** START **

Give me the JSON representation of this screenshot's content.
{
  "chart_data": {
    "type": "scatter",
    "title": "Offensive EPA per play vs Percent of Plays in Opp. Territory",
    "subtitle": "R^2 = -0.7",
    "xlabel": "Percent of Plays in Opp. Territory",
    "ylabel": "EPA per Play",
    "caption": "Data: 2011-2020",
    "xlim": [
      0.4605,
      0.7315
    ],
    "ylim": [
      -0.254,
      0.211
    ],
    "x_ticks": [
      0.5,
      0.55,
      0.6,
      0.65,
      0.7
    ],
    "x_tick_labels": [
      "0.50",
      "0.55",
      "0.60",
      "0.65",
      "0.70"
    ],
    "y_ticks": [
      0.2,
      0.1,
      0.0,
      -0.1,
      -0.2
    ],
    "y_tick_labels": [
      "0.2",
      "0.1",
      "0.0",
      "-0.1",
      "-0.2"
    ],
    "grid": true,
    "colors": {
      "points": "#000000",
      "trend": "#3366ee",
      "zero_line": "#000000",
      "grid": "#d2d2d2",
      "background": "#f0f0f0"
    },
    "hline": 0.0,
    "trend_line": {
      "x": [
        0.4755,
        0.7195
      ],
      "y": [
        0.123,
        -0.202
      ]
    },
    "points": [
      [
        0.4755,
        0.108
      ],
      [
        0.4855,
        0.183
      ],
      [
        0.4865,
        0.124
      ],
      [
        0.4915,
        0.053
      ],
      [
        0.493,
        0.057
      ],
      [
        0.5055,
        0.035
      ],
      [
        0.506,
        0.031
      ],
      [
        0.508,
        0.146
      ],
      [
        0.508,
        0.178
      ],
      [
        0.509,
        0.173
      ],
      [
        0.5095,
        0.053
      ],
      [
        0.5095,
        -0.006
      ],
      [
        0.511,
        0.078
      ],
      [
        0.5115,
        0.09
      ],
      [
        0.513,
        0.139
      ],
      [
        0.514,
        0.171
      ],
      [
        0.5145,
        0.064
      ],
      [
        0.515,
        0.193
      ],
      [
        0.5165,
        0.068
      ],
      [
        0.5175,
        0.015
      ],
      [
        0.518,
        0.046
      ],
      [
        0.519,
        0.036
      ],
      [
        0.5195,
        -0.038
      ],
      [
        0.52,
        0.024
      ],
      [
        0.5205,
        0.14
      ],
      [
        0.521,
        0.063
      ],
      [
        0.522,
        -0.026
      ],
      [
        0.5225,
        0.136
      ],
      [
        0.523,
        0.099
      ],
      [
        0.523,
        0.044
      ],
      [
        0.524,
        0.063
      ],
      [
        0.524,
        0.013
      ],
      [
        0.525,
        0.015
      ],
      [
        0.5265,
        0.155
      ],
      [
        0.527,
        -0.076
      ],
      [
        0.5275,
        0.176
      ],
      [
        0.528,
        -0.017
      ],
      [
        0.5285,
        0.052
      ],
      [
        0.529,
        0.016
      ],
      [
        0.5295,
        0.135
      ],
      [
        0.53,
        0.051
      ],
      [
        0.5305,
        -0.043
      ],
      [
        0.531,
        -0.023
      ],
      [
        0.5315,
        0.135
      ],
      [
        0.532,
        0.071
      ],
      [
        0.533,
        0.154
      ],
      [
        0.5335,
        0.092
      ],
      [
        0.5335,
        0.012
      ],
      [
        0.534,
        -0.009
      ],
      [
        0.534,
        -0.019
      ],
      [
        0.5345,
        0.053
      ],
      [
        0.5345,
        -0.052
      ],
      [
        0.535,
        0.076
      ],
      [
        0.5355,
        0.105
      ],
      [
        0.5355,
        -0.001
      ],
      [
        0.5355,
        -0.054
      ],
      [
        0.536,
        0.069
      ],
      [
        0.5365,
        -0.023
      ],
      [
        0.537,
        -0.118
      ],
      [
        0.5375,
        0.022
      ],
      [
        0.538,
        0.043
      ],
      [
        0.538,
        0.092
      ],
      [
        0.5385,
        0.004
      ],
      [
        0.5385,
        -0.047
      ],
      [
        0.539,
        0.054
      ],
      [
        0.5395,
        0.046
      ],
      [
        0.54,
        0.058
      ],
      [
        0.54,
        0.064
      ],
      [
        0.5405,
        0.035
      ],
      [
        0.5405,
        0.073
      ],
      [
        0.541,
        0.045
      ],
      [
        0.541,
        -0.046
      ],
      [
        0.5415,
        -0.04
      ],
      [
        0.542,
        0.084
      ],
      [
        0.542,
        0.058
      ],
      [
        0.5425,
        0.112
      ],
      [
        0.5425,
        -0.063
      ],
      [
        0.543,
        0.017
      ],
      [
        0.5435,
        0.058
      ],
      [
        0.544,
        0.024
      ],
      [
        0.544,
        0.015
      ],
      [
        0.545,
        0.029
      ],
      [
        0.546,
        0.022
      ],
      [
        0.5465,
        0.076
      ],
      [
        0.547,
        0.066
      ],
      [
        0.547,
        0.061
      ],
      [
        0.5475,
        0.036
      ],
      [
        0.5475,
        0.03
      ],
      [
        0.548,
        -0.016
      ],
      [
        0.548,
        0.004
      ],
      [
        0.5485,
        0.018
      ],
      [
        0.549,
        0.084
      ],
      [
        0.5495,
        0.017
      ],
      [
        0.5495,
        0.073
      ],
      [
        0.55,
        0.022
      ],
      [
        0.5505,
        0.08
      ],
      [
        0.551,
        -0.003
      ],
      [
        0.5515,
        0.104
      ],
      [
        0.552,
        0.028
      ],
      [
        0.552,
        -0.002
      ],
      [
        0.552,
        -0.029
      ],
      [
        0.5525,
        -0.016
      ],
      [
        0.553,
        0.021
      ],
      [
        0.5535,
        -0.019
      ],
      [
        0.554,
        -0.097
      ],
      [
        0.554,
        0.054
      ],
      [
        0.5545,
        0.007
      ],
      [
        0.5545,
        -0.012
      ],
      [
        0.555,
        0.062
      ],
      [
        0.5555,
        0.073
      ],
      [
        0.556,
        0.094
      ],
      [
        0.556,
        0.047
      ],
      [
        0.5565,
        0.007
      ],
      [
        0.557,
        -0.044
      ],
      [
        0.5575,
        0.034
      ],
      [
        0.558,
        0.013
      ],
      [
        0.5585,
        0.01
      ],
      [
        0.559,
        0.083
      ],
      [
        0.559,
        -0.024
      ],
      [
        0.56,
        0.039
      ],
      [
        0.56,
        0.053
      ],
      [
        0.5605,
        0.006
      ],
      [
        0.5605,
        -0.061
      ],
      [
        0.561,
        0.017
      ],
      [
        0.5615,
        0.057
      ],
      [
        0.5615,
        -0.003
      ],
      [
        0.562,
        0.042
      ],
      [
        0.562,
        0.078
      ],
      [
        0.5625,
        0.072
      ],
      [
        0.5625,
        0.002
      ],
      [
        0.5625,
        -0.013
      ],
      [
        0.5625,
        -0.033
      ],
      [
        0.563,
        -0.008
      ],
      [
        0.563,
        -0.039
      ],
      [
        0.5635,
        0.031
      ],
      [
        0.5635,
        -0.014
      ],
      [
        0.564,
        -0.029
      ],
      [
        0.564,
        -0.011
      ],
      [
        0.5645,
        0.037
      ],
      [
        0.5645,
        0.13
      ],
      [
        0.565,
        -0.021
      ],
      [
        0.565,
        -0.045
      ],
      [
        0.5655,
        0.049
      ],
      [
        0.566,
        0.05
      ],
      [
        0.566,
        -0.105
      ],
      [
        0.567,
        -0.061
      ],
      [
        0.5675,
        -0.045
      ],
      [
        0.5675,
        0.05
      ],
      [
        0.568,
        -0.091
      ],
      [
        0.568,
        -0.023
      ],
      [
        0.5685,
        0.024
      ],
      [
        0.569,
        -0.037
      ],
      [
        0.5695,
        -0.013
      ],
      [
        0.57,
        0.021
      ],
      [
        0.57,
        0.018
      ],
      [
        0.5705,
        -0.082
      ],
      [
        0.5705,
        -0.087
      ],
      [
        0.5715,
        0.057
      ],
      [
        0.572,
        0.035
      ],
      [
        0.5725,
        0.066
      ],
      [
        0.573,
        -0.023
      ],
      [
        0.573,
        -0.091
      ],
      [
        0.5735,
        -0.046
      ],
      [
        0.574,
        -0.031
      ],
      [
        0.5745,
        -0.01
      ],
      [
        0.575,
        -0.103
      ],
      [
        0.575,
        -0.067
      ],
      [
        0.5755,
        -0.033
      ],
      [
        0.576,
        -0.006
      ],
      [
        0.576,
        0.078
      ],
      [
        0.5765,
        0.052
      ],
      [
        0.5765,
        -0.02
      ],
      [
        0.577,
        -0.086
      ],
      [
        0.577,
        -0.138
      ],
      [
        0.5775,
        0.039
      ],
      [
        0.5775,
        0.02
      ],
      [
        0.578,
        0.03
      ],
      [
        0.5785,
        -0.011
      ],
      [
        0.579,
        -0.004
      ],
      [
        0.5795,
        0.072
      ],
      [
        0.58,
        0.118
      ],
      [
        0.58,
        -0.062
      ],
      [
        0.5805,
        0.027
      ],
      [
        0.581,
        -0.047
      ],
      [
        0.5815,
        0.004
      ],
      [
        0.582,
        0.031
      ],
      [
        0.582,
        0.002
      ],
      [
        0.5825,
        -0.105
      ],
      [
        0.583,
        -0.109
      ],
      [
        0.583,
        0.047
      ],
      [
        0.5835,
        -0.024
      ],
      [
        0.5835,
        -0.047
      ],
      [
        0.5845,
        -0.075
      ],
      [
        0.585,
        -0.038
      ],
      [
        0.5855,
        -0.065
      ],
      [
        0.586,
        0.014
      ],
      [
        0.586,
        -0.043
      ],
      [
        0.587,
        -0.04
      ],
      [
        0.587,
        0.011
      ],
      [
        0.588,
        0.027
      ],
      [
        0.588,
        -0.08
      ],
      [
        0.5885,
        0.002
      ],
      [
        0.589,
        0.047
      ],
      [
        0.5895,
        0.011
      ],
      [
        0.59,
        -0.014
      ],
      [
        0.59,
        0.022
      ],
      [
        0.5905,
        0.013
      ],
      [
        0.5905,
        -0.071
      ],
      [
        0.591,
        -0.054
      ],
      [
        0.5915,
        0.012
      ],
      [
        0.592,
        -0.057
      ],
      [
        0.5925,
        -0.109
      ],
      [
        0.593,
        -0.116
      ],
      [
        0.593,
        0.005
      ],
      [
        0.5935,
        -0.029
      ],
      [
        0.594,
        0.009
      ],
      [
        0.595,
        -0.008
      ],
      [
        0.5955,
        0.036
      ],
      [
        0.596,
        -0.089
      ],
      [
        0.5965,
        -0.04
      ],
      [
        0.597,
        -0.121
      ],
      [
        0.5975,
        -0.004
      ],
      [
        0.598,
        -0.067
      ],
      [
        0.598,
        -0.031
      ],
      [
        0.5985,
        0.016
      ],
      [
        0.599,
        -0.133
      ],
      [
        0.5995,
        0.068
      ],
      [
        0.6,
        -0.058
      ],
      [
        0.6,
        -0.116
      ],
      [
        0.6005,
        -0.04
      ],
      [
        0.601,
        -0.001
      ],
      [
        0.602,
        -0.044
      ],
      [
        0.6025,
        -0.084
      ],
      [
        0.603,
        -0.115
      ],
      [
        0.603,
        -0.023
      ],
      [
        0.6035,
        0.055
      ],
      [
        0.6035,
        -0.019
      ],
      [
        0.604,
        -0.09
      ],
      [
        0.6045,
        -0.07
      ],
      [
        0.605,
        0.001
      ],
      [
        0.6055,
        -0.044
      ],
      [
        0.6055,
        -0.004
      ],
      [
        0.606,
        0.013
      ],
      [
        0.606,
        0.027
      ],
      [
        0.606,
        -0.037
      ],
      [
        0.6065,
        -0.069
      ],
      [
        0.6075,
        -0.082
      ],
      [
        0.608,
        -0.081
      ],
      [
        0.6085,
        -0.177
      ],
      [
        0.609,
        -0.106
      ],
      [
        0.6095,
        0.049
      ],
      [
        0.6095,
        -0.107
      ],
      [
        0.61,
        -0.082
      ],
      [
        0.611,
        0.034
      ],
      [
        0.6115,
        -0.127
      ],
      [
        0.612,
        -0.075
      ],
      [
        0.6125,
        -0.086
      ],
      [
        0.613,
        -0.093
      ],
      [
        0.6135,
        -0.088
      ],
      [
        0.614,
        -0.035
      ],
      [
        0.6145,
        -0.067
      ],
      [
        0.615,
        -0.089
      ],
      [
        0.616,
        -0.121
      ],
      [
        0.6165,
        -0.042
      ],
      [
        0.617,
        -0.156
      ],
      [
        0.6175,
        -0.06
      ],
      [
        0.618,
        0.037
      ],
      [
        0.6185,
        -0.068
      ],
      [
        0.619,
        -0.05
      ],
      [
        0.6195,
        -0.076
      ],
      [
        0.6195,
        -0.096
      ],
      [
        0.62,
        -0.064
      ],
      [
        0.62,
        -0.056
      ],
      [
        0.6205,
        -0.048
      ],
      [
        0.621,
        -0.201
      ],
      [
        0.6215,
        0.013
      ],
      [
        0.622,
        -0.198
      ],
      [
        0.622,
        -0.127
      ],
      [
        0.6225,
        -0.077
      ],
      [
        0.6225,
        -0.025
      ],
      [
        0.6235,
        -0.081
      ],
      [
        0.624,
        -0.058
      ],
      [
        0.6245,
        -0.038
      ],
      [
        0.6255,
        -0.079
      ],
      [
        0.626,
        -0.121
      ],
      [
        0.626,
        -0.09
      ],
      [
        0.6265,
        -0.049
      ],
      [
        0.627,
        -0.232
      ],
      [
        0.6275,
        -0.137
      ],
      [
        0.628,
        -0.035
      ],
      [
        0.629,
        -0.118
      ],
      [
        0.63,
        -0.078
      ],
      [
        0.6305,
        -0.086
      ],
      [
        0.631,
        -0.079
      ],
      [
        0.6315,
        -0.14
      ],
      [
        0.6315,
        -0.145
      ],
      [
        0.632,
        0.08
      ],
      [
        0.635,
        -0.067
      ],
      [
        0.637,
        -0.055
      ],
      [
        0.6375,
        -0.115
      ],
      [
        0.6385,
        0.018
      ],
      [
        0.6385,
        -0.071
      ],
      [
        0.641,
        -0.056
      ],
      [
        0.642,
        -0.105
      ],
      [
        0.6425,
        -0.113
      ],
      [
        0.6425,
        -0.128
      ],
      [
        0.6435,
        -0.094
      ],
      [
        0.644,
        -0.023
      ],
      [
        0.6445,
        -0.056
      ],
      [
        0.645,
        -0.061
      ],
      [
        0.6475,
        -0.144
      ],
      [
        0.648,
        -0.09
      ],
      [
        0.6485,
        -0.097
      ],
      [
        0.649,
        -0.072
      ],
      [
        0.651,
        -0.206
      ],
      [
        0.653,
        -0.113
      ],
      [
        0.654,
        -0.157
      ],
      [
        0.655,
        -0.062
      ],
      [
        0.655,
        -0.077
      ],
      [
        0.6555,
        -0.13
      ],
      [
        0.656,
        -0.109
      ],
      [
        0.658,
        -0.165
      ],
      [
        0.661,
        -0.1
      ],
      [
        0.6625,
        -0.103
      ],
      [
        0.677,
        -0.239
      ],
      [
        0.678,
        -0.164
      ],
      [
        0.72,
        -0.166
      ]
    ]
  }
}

** END **

**AIM OF THE EXERCISE**
Using the listing, copy every line where the word "Territory" shows up.

**RESULT OF THE TASK**
    "title": "Offensive EPA per play vs Percent of Plays in Opp. Territory",
    "xlabel": "Percent of Plays in Opp. Territory",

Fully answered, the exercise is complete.